- PROBLEM TO WORK ON
Find all lines in the listing that include the word "existing", then copy them.

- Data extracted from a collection
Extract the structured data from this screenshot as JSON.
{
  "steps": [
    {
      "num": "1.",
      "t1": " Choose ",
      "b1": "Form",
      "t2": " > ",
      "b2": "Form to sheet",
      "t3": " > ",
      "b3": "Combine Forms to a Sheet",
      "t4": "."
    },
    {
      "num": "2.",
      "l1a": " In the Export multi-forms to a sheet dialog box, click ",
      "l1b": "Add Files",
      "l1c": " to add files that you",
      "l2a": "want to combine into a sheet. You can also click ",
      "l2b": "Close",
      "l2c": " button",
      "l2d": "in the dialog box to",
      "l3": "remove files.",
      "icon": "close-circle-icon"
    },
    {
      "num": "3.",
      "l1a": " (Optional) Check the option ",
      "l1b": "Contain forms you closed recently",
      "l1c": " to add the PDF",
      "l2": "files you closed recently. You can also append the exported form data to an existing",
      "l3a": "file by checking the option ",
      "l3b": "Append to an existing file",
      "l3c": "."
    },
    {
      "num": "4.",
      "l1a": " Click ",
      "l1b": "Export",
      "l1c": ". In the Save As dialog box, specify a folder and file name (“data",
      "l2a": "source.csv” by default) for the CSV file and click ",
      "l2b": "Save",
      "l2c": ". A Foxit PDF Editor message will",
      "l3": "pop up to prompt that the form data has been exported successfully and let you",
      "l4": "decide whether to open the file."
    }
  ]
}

- CORRECT ANSWER
      "l2": "files you closed recently. You can also append the exported form data to an existing",
      "l3b": "Append to an existing file",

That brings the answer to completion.